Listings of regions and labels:

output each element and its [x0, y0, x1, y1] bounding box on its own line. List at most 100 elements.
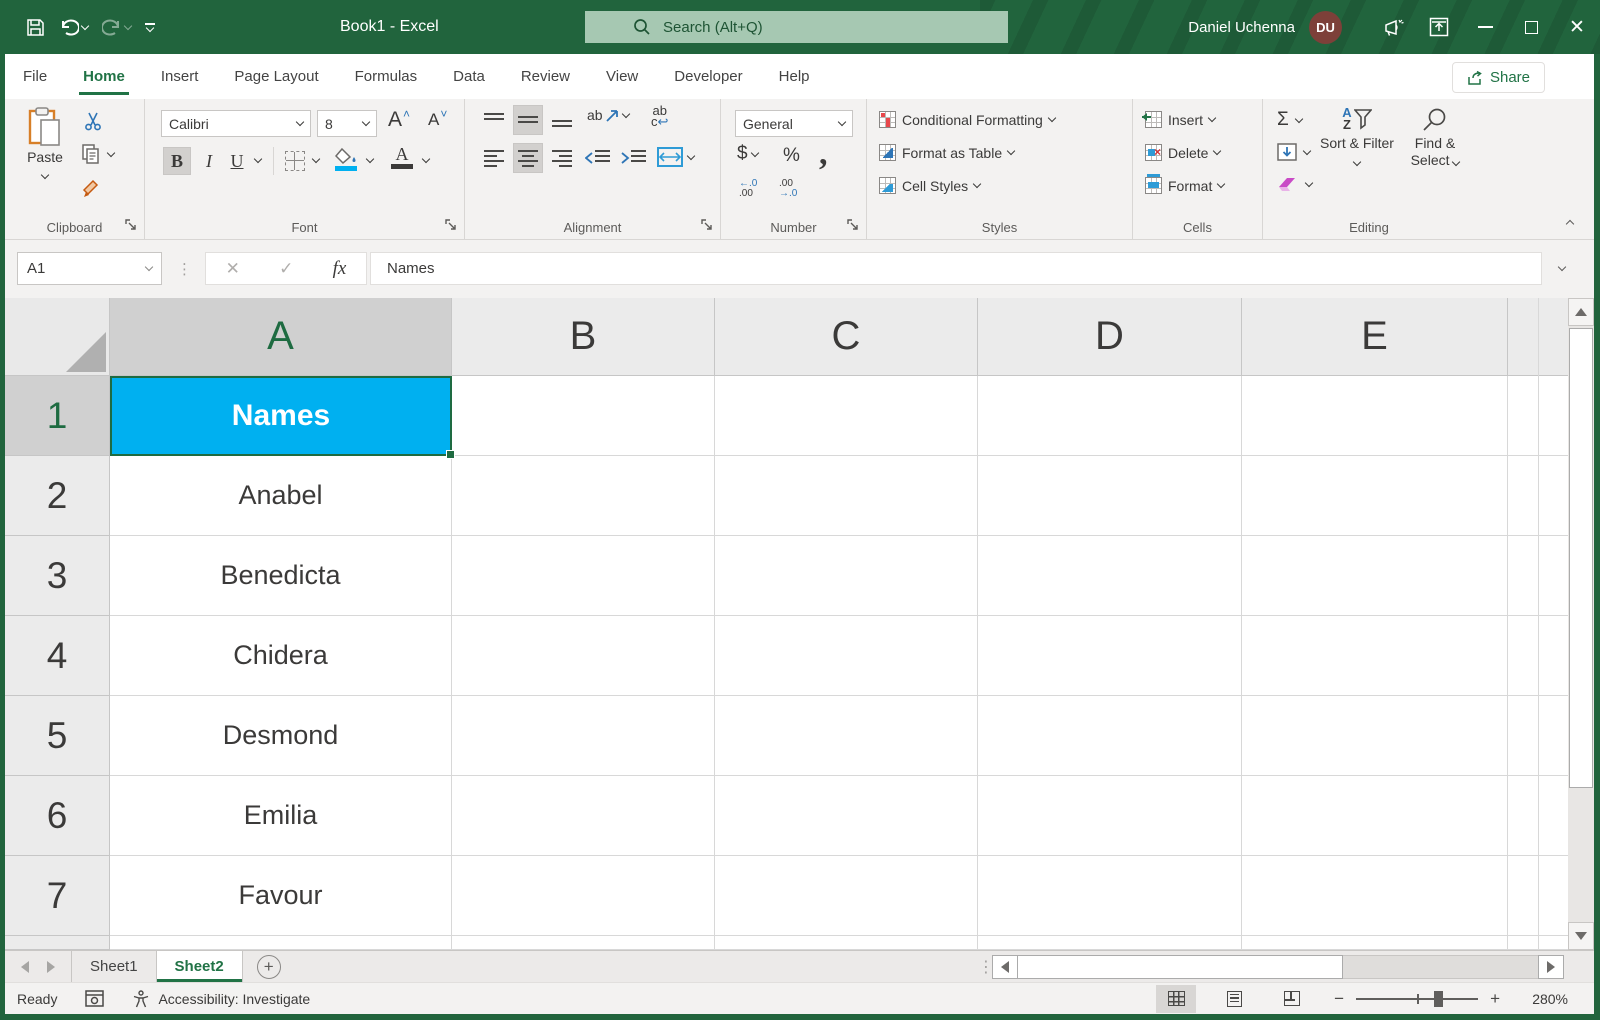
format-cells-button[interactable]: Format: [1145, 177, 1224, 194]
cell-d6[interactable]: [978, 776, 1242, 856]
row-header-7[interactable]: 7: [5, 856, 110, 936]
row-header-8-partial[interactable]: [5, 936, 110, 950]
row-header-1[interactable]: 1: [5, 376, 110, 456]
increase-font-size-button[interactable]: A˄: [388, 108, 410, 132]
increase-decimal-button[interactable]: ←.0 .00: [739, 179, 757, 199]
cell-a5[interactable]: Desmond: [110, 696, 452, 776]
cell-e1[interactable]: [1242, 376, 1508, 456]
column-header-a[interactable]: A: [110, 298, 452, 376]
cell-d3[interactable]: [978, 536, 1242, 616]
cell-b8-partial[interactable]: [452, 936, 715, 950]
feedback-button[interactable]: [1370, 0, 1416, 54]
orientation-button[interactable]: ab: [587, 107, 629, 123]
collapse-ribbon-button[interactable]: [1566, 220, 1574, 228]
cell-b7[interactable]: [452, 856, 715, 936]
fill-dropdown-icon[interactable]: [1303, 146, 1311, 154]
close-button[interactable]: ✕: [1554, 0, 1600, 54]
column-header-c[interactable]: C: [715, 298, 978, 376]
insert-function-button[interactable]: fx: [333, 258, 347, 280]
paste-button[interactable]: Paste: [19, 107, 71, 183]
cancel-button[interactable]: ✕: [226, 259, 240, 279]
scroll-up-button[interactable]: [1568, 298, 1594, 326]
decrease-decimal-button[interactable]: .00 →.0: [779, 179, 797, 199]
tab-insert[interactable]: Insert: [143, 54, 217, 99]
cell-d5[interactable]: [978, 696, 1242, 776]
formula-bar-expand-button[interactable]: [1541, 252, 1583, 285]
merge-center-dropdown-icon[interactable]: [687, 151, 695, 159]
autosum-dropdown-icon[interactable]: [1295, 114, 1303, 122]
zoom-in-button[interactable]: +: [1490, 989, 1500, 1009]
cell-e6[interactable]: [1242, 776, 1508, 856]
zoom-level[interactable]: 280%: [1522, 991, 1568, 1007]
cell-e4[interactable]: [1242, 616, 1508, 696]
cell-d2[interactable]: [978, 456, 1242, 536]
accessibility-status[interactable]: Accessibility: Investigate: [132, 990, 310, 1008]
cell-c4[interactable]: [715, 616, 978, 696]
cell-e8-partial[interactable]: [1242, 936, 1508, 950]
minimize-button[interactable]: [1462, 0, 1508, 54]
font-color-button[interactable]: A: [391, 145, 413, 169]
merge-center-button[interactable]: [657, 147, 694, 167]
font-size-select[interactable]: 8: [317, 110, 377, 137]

Written task:
Please set down the lines from the rows above without changes, starting with the line that contains "177, 1224, 194]" and going on through the line that contains "paste-button[interactable]: Paste: [19, 107, 71, 183]".

The solution:
format-cells-button[interactable]: Format: [1145, 177, 1224, 194]
cell-d6[interactable]: [978, 776, 1242, 856]
row-header-7[interactable]: 7: [5, 856, 110, 936]
row-header-8-partial[interactable]: [5, 936, 110, 950]
row-header-1[interactable]: 1: [5, 376, 110, 456]
increase-font-size-button[interactable]: A˄: [388, 108, 410, 132]
increase-decimal-button[interactable]: ←.0 .00: [739, 179, 757, 199]
cell-a5[interactable]: Desmond: [110, 696, 452, 776]
cell-e1[interactable]: [1242, 376, 1508, 456]
column-header-a[interactable]: A: [110, 298, 452, 376]
cell-d3[interactable]: [978, 536, 1242, 616]
cell-b8-partial[interactable]: [452, 936, 715, 950]
feedback-button[interactable]: [1370, 0, 1416, 54]
orientation-button[interactable]: ab: [587, 107, 629, 123]
collapse-ribbon-button[interactable]: [1566, 220, 1574, 228]
cell-b7[interactable]: [452, 856, 715, 936]
fill-dropdown-icon[interactable]: [1303, 146, 1311, 154]
close-button[interactable]: ✕: [1554, 0, 1600, 54]
column-header-c[interactable]: C: [715, 298, 978, 376]
insert-function-button[interactable]: fx: [333, 258, 347, 280]
paste-button[interactable]: Paste: [19, 107, 71, 183]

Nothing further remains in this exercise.